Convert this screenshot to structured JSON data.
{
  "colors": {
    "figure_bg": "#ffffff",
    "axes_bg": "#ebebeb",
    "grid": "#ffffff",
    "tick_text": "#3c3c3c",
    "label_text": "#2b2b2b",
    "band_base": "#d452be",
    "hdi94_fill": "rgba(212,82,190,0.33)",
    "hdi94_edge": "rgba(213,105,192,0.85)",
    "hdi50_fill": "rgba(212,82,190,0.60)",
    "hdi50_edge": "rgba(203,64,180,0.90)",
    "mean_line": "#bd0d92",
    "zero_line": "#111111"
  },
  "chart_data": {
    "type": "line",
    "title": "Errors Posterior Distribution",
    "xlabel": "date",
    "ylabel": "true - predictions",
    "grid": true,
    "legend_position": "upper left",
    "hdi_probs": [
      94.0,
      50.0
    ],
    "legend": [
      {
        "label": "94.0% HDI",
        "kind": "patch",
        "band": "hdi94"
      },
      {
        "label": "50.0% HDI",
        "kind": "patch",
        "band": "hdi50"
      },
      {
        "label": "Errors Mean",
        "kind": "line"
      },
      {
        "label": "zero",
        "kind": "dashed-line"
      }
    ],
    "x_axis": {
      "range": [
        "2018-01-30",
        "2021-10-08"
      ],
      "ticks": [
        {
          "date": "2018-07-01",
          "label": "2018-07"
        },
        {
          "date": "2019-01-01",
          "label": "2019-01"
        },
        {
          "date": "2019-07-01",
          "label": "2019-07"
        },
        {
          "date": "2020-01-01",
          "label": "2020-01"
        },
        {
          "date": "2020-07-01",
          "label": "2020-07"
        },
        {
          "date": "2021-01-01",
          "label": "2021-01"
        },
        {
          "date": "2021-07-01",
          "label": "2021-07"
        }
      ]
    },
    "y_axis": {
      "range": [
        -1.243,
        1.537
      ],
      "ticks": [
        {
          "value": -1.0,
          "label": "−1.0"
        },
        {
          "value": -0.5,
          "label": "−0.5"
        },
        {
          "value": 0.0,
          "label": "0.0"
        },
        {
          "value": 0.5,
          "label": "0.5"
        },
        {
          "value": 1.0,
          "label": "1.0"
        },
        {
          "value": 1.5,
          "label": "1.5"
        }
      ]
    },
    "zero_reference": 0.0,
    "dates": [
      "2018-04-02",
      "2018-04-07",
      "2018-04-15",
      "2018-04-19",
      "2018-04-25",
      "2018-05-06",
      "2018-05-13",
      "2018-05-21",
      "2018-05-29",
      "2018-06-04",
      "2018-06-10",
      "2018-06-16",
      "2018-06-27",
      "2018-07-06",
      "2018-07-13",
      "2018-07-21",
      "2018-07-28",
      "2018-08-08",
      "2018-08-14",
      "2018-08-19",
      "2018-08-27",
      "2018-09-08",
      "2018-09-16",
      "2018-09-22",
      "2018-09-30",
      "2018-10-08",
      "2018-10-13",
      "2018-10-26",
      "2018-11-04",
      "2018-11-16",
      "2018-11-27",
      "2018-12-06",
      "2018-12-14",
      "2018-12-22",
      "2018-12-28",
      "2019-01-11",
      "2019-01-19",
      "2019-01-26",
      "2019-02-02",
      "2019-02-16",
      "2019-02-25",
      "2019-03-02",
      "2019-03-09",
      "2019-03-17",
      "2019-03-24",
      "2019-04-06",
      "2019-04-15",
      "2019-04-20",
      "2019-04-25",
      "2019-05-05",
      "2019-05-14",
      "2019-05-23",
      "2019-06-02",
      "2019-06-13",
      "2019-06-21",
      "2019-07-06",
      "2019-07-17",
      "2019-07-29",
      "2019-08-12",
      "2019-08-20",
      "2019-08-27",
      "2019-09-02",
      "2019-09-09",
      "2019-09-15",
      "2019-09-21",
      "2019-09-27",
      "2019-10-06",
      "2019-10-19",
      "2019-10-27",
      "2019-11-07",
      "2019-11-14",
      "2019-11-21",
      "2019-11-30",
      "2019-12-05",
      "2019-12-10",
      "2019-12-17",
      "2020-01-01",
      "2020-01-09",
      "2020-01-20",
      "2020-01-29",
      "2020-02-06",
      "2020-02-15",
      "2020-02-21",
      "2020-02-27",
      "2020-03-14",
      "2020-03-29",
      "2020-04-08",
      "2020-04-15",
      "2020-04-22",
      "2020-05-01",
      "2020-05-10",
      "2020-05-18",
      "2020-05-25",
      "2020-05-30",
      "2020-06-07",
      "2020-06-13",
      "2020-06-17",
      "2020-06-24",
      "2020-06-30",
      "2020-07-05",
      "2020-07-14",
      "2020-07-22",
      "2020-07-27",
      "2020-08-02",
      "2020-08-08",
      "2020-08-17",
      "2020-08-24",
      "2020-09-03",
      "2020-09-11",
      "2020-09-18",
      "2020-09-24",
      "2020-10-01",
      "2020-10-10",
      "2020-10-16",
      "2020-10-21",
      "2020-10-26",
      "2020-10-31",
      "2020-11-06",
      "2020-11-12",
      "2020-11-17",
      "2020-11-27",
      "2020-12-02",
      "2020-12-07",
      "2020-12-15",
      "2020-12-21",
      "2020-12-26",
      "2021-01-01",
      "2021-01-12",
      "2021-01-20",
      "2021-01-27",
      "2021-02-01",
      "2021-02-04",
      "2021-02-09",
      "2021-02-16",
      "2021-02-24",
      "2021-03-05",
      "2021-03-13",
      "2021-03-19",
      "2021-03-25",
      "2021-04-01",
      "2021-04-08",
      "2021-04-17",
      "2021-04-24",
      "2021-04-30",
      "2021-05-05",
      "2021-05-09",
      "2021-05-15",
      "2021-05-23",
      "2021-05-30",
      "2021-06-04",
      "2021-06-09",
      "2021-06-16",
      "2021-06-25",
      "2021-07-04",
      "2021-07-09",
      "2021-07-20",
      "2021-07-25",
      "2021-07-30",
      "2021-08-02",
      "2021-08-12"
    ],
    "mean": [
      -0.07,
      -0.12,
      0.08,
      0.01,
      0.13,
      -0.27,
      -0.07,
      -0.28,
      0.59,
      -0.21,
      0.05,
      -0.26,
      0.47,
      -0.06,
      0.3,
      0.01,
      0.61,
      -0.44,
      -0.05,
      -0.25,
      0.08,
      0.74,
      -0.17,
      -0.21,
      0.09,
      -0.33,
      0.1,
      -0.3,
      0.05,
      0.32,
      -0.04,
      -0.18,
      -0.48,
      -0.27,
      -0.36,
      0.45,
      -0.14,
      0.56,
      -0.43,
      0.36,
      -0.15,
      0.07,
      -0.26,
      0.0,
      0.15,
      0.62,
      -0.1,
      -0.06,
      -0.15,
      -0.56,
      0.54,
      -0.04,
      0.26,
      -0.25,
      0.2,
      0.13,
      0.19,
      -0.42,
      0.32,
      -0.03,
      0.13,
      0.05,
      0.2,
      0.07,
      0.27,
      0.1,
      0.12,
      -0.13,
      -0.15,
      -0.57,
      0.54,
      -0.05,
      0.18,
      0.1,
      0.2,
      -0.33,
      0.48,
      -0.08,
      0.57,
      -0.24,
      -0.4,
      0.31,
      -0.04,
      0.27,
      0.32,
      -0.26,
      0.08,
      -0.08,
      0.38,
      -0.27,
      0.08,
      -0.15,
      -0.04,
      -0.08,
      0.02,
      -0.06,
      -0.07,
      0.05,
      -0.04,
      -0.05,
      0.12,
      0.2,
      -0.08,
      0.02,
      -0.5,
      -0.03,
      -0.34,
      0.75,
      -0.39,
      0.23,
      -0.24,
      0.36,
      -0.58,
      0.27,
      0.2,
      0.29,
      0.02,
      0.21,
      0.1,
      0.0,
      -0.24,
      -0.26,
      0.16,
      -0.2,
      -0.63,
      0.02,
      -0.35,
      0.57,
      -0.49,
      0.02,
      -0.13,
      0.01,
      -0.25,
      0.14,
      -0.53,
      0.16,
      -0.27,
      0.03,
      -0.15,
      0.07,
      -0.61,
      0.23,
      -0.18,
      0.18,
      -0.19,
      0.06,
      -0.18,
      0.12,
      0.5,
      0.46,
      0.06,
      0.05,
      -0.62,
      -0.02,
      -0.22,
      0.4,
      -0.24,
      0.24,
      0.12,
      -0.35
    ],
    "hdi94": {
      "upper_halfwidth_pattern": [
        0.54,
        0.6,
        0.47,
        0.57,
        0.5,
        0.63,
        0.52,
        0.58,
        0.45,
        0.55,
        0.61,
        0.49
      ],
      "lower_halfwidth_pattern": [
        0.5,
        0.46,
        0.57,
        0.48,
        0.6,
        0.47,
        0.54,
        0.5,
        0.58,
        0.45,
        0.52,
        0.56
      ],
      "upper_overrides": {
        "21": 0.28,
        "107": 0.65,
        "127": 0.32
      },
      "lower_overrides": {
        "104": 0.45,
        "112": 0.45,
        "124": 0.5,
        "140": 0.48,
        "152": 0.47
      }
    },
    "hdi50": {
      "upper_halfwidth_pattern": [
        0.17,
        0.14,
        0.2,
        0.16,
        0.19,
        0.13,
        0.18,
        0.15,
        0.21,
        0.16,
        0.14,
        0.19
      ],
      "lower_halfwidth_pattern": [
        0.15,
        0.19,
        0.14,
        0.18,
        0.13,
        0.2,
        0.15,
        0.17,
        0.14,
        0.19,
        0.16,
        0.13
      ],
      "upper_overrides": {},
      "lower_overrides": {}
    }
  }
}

#### [Problem to work on]
From the listing above, collect each line in which the string "Errors" appears.

#### [Complete response]
    "title": "Errors Posterior Distribution",
        "label": "Errors Mean",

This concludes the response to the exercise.